* [Aim of the task] Report back each line of the records that contains the string "with".

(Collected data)
- - -
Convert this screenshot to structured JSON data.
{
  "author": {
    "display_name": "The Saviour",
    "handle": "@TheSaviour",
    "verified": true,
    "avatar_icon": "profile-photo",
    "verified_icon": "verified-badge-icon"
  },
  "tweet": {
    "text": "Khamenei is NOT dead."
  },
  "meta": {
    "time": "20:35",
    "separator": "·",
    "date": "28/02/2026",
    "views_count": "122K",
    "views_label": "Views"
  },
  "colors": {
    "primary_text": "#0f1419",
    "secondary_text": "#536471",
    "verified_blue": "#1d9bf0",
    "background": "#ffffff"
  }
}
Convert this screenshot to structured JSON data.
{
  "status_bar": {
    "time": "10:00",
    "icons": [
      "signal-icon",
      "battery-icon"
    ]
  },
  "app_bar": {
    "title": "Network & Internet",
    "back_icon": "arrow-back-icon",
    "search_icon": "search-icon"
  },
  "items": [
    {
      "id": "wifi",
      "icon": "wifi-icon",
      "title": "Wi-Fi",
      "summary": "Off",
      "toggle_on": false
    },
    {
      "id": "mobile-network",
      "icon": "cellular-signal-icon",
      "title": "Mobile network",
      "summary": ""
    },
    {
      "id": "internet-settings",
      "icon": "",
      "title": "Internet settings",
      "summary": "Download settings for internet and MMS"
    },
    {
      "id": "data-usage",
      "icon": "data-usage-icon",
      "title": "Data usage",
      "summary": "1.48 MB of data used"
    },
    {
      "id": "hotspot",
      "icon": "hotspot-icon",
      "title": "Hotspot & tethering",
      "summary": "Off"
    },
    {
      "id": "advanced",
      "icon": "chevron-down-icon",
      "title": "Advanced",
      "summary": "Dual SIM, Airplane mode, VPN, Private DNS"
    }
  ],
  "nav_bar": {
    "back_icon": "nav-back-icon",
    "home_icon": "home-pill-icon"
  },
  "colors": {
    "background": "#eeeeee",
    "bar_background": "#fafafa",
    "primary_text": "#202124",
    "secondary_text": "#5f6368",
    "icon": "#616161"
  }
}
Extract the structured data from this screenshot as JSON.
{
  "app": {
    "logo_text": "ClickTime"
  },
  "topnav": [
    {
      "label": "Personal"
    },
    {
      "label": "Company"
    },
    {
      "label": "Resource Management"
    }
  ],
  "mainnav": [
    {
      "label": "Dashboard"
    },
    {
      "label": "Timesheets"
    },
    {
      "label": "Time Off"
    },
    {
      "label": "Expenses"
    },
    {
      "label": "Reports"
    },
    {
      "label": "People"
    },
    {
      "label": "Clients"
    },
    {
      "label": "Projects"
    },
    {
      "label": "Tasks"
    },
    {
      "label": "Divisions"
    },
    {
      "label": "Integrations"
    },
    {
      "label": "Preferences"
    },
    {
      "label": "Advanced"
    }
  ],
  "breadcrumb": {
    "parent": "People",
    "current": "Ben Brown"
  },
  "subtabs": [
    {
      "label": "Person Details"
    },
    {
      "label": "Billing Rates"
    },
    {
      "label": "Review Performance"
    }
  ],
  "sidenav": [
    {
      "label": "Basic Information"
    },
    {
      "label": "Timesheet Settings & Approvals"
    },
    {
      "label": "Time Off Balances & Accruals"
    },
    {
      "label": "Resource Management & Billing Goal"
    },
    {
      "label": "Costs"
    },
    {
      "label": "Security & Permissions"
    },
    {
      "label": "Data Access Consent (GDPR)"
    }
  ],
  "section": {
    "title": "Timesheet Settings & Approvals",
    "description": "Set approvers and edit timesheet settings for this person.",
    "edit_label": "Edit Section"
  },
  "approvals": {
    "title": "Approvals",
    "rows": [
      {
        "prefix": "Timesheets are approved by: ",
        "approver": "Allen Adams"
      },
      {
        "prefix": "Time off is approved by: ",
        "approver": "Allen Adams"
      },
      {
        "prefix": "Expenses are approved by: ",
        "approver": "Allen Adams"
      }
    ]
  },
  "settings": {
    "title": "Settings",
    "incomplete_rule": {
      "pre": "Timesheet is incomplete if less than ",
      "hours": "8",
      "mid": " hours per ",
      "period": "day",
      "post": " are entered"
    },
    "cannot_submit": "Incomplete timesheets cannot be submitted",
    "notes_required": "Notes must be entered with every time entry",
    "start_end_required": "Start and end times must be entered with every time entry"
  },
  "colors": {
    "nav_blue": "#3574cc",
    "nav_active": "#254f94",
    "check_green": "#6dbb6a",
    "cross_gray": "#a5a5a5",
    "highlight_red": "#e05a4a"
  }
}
- - -
* [Solved problem]
    "notes_required": "Notes must be entered with every time entry",
    "start_end_required": "Start and end times must be entered with every time entry"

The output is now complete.